• **Aufgaben**:
a) Nennen Sie alle Zeitalter der Vorgeschichte, die im Lesetext vorkommen, in der Reihenfolge ihres Auftretens.
b) Entscheiden Sie, ob die folgenden Aussagen mit dem Lesetext übereinstimmen, und belegen Sie jede Antwort mit einem wörtlichen Zitat:
(i) Die frühen Siegerländer waren feste Siedler.
(ii) Viele Funde wurden in der Nähe von Gewässern und Quellen entdeckt.
(iii) Die keltischen Hüttenleute betrieben vor etwa 2.400 Jahren eines der größten Montanreviere der Eisenzeit Europas.
c) Woran hat man laut Lesetext die frühe Besiedlung des Siegerlandes erkannt?

• **Lesetext**:
━━━━━━━━
Die frühe Besiedlung des Siegerlandes ist durch Funde von vielen Steingeräten erkannt worden. Die frühen Siegerländer waren keine feste Siedler, sondern nur Saisongäste. Die Fundstellen in der Region bei Netphen im Kreis Siegen zeigen Spuren von Menschen, die in der Jungsteinzeit, also vor etwa 6.500 Jahren diese Gegend nur zeitweise aufsuchten. Diese Steinzeitmenschen siedelten hier nicht, sondern waren nur vorübergehend anwesend. Auf zahlreichen Äckern, besonders in der Nähe von Gewässern und Quellen, die es in Netphen reichlich gibt, hat man zahlreiche Funde entdeckt. Heute ist das Siegerland eine der reichsten westfälischen Fundlandschaften des Mesolithikums überhaupt. All diese Funde zeigen, nicht nur die keltischen Hüttenleute haben das Siegerland zu einer außergewöhnlichen archäologischen Fundlandschaft gemacht, als sie vor etwa 2.400 Jahren eines der größten Montanreviere der Eisenzeit Europas betrieben. Auch die Steinzeit ist im Siegerland gut vertreten.
━━━━━━━━
• **Aufgeführtes Material**:
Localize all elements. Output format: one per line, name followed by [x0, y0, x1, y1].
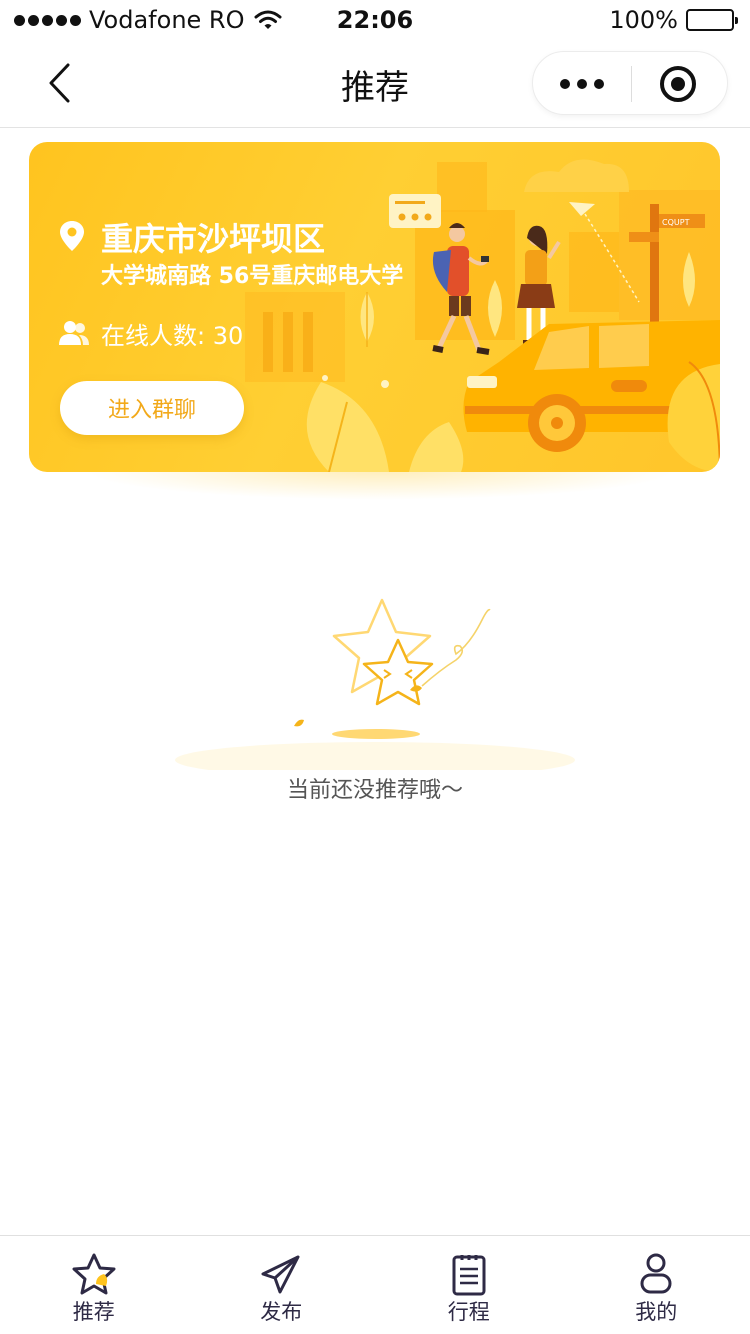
tab-label: 行程	[447, 1300, 490, 1324]
group-chat-banner: CQUPT 重庆市沙坪坝区 大学城南路 56号重庆邮电大学 在线人数: 30 进…	[29, 142, 720, 472]
tab-label: 推荐	[72, 1300, 115, 1324]
sign-label: CQUPT	[662, 218, 690, 227]
star-face-icon	[175, 598, 575, 770]
target-close-icon[interactable]	[629, 52, 727, 116]
empty-state-message: 当前还没推荐哦～	[286, 778, 463, 803]
tab-label: 发布	[260, 1300, 303, 1324]
banner-district: 重庆市沙坪坝区	[101, 220, 326, 258]
tab-publish[interactable]: 发布	[188, 1236, 376, 1334]
battery-status: 100%	[609, 6, 738, 34]
people-icon	[59, 321, 89, 345]
navigation-bar: 推荐	[0, 40, 750, 128]
tab-itinerary[interactable]: 行程	[375, 1236, 563, 1334]
more-dots-icon[interactable]	[533, 52, 631, 116]
online-count: 在线人数: 30	[101, 322, 244, 350]
tab-recommend[interactable]: 推荐	[0, 1236, 188, 1334]
tab-mine[interactable]: 我的	[563, 1236, 750, 1334]
join-group-chat-button[interactable]: 进入群聊	[60, 381, 244, 435]
paper-plane-icon	[261, 1255, 300, 1294]
banner-address: 大学城南路 56号重庆邮电大学	[101, 264, 404, 289]
status-bar: Vodafone RO 22:06 100%	[0, 0, 750, 40]
battery-percent: 100%	[609, 6, 678, 34]
star-icon	[72, 1253, 116, 1295]
tab-label: 我的	[635, 1300, 678, 1324]
bottom-tab-bar: 推荐 发布 行程 我的	[0, 1235, 750, 1334]
mini-program-capsule	[532, 51, 728, 115]
battery-icon	[686, 9, 738, 31]
location-pin-icon	[60, 221, 84, 251]
clipboard-icon	[452, 1255, 486, 1296]
person-icon	[640, 1253, 672, 1294]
━━━━━━━━
• **Lösungen**:
a) Jungsteinzeit, Mesolithikum, Eisenzeit, Steinzeit

b)
(i) Nein: „Die frühen Siegerländer waren keine feste Siedler, sondern nur Saisongäste.“
(ii) Ja: „Auf zahlreichen Äckern, besonders in der Nähe von Gewässern und Quellen, die es in Netphen reichlich gibt, hat man zahlreiche Funde entdeckt.“
(iii) Ja: „als sie vor etwa 2.400 Jahren eines der größten Montanreviere der Eisenzeit Europas betrieben“

c) An Funden von vielen Steingeräten.